▶ **To be done**: Report every line from the material that contains the word "Class".

▶ **Given records**:
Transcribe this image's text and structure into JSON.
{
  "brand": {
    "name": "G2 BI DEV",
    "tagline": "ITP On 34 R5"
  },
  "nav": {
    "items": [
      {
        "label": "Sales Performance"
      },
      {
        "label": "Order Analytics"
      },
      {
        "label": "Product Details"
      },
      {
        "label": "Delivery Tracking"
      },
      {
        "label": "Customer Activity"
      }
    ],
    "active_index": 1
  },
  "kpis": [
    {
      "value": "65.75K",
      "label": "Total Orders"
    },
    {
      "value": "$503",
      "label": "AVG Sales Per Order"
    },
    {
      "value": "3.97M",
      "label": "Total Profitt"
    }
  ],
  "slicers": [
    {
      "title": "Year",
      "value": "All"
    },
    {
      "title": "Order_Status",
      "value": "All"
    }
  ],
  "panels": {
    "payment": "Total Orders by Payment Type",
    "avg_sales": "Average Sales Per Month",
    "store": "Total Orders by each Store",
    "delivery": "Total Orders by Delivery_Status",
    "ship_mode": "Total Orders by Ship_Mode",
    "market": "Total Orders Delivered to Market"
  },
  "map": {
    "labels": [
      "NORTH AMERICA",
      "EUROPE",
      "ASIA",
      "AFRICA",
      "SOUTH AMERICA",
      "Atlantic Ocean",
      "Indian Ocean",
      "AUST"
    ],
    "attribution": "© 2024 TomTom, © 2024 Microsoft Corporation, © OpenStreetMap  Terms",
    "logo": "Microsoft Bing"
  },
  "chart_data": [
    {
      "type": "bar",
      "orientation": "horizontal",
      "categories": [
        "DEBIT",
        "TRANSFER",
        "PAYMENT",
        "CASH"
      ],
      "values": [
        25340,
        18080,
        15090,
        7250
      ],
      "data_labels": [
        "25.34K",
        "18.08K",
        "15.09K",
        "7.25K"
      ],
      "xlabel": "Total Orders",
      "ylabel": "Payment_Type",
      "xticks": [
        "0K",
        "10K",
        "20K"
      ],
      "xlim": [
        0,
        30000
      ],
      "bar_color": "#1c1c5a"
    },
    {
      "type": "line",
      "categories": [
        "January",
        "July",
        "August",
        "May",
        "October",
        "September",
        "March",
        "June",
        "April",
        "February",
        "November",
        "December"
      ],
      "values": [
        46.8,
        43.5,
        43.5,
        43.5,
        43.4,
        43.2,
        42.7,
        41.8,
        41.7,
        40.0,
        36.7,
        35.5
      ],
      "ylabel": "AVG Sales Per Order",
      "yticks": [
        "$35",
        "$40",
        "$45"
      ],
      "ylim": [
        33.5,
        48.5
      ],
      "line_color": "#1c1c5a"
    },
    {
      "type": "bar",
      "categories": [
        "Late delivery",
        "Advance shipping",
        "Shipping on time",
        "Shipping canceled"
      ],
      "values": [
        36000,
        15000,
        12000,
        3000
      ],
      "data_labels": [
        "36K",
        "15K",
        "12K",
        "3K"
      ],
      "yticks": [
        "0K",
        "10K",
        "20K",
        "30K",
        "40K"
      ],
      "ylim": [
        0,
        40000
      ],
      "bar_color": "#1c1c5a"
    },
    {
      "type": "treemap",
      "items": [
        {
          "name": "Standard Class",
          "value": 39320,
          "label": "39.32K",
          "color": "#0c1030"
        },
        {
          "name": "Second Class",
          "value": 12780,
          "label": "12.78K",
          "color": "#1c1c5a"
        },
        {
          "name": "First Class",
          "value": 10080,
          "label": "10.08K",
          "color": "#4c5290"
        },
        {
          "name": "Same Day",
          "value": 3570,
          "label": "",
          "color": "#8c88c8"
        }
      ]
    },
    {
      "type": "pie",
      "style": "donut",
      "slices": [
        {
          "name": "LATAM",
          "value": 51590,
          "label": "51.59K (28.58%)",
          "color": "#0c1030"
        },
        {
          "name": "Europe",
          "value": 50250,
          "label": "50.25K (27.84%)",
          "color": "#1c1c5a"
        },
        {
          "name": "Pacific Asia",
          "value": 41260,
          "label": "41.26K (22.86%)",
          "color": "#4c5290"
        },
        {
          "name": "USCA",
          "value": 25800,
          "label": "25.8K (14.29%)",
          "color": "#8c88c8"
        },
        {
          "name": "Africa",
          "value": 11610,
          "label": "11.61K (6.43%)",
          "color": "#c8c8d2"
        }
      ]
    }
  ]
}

▶ **Task solution**:
          "name": "Standard Class",
          "name": "Second Class",
          "name": "First Class",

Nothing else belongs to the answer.